┌────────
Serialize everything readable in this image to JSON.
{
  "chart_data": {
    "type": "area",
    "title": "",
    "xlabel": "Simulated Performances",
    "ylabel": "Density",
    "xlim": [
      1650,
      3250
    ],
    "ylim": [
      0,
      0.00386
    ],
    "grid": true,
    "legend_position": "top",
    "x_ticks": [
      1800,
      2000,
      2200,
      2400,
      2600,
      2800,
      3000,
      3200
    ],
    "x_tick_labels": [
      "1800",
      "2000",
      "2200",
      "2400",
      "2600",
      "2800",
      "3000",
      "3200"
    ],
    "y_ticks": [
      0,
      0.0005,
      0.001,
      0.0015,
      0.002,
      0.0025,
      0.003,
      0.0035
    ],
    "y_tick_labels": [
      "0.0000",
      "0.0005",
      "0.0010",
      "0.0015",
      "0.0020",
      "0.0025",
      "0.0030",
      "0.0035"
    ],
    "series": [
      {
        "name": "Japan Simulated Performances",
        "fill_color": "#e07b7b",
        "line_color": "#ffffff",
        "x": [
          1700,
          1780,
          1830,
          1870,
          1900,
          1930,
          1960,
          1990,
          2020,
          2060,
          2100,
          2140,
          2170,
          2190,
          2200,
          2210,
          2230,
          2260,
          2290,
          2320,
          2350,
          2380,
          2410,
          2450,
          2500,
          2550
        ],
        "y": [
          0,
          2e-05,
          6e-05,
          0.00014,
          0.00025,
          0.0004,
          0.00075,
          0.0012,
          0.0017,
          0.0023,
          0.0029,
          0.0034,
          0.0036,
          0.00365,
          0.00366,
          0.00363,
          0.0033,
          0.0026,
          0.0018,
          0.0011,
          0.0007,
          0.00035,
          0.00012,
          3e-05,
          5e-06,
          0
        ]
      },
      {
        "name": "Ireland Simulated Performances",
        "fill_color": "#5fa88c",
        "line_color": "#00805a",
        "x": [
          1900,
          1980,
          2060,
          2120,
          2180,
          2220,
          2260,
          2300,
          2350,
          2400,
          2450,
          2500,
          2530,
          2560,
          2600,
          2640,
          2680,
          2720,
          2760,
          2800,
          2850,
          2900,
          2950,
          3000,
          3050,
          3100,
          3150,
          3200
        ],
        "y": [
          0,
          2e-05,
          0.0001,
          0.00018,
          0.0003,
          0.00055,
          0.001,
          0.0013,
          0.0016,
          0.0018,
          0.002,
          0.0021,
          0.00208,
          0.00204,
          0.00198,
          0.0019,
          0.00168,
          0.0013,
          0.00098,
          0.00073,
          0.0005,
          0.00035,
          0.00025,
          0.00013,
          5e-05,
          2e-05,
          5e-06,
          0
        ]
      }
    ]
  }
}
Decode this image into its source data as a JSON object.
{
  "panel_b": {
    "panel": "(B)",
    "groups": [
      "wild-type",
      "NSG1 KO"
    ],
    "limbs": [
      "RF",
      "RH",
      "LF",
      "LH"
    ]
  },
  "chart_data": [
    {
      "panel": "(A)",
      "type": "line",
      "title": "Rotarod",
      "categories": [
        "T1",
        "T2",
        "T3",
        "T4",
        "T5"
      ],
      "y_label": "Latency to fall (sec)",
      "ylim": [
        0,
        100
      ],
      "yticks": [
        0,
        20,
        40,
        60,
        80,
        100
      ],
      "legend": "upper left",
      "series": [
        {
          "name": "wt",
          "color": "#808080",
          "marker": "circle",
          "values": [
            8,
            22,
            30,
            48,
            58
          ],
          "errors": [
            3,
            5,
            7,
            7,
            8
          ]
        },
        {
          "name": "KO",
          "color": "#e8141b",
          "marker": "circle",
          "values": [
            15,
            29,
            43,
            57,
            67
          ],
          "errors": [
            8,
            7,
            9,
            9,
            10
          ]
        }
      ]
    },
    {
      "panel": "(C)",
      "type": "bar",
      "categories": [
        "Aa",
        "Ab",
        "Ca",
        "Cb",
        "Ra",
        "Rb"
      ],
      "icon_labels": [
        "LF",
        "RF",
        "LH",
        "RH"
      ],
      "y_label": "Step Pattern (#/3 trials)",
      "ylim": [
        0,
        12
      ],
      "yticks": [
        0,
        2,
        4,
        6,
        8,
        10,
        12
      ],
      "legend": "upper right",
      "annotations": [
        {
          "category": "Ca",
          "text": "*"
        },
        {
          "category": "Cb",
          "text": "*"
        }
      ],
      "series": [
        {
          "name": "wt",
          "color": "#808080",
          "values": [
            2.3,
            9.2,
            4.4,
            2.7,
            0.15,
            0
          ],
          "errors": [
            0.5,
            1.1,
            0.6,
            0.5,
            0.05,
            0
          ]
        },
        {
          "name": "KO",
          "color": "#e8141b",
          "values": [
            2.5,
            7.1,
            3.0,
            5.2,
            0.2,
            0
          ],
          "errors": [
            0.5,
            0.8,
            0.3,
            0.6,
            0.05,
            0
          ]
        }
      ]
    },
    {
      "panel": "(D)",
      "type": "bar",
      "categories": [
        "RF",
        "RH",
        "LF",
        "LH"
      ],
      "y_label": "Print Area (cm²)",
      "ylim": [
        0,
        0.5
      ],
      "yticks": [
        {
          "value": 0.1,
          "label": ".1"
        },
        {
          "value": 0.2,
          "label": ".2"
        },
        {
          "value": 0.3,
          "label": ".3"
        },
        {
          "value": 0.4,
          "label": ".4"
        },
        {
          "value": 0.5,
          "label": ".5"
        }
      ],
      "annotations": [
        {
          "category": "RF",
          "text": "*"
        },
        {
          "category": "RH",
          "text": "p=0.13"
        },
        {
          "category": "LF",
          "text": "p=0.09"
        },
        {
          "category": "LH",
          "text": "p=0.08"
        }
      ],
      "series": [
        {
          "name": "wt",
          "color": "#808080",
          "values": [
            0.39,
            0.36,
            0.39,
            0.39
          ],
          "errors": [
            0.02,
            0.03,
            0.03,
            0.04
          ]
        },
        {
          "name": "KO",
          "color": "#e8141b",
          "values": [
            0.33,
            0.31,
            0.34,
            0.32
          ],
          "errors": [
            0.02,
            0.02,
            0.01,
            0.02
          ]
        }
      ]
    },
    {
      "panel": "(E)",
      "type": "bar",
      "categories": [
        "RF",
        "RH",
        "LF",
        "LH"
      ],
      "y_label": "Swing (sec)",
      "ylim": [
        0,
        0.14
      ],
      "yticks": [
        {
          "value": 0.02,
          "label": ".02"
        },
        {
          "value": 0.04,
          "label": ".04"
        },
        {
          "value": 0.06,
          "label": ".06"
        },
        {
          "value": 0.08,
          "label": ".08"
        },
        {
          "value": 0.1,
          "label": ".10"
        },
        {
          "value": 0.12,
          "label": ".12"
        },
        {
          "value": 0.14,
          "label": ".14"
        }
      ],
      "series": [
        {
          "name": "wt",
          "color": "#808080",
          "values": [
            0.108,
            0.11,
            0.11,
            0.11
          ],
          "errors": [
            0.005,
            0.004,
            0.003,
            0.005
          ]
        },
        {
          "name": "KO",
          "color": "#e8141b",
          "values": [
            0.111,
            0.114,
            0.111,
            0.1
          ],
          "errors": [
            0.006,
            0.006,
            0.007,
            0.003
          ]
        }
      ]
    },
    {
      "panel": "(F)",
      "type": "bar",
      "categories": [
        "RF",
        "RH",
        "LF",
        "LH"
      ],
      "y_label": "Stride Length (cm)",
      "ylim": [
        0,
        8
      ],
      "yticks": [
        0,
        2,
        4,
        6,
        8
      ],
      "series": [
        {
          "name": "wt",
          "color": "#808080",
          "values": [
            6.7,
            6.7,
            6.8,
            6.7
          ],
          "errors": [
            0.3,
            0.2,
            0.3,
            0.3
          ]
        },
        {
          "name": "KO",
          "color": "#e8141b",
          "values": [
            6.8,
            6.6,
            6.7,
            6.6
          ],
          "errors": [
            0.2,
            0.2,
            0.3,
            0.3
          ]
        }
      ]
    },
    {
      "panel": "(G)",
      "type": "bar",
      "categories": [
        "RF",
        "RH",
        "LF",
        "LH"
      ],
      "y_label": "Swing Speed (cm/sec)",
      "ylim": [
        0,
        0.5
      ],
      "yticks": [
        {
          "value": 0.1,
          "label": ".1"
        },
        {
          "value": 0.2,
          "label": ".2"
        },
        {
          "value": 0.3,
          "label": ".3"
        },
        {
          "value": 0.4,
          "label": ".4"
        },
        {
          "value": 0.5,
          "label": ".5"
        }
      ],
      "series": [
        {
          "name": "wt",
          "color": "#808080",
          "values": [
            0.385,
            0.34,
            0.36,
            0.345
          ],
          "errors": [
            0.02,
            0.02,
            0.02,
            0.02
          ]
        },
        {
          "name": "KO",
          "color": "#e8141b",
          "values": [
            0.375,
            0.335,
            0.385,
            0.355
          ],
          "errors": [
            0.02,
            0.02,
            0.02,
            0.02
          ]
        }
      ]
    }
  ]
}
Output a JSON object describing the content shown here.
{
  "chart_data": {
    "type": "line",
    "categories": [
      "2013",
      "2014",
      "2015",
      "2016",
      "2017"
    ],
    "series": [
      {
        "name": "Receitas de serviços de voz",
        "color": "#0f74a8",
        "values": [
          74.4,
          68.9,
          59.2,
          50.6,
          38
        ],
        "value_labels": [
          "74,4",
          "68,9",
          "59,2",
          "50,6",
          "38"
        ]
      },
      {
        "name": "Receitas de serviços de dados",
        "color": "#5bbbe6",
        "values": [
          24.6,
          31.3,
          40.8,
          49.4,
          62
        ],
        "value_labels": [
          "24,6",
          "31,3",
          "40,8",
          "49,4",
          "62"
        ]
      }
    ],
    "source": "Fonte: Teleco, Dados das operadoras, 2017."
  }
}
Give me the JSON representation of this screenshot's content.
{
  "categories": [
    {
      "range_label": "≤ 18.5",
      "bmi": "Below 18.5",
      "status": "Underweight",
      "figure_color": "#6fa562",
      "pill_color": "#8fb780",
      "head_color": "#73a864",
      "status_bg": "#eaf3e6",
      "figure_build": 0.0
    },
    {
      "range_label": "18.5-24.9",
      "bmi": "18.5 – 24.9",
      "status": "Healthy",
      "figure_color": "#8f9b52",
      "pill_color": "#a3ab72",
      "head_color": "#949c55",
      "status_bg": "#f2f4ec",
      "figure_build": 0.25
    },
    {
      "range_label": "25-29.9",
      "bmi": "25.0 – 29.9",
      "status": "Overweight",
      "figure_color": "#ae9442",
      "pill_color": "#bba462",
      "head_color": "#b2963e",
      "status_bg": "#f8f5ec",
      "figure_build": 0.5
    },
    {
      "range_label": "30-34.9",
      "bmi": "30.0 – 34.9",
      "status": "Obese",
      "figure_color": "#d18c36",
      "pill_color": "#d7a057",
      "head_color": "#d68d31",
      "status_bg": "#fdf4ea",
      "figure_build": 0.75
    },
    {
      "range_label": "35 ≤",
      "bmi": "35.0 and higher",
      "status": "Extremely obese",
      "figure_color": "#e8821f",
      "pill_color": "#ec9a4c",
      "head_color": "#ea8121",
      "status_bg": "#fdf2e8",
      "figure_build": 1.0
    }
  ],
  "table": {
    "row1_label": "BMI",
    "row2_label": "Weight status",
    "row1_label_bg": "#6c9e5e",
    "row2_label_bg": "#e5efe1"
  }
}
└────────
▶ **Problem requirements**:
Show every line above in which the word "Simulated" occurs.

▶ **Written reply**:
    "xlabel": "Simulated Performances",
        "name": "Japan Simulated Performances",
        "name": "Ireland Simulated Performances",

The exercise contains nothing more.